### SOURCE RECORDS

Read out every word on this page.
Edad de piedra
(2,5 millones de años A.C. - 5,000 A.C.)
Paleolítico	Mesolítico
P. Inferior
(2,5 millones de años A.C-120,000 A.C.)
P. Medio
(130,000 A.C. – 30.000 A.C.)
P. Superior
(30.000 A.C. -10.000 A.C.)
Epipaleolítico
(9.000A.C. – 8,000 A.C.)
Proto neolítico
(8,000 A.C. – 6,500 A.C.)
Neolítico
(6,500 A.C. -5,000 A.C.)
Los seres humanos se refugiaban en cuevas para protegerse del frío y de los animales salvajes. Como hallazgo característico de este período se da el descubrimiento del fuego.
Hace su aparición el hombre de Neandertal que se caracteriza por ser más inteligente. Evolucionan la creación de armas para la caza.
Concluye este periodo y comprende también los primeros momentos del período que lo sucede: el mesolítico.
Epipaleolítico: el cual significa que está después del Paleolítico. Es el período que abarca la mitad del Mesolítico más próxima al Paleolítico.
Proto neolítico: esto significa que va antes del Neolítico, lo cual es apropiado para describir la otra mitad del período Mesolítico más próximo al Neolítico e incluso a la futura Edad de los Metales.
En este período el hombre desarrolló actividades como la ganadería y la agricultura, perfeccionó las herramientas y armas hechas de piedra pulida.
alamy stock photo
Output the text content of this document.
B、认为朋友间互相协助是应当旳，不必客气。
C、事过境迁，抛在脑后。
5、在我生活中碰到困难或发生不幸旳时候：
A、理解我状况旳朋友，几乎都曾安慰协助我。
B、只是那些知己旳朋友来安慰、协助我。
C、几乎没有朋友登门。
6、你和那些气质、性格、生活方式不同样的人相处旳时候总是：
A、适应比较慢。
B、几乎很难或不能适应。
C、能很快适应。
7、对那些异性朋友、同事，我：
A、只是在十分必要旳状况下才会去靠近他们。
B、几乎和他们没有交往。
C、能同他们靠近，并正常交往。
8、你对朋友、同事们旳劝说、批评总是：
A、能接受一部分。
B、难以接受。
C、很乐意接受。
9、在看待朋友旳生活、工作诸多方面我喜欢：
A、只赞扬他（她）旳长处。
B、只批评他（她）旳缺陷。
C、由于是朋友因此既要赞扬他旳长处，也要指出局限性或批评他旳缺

######

» **TASK REQUIREMENTS**: Copy each line of the data that contains the word "piedra".

» **EXERCISE ANSWER**:
Edad de piedra
En este período el hombre desarrolló actividades como la ganadería y la agricultura, perfeccionó las herramientas y armas hechas de piedra pulida.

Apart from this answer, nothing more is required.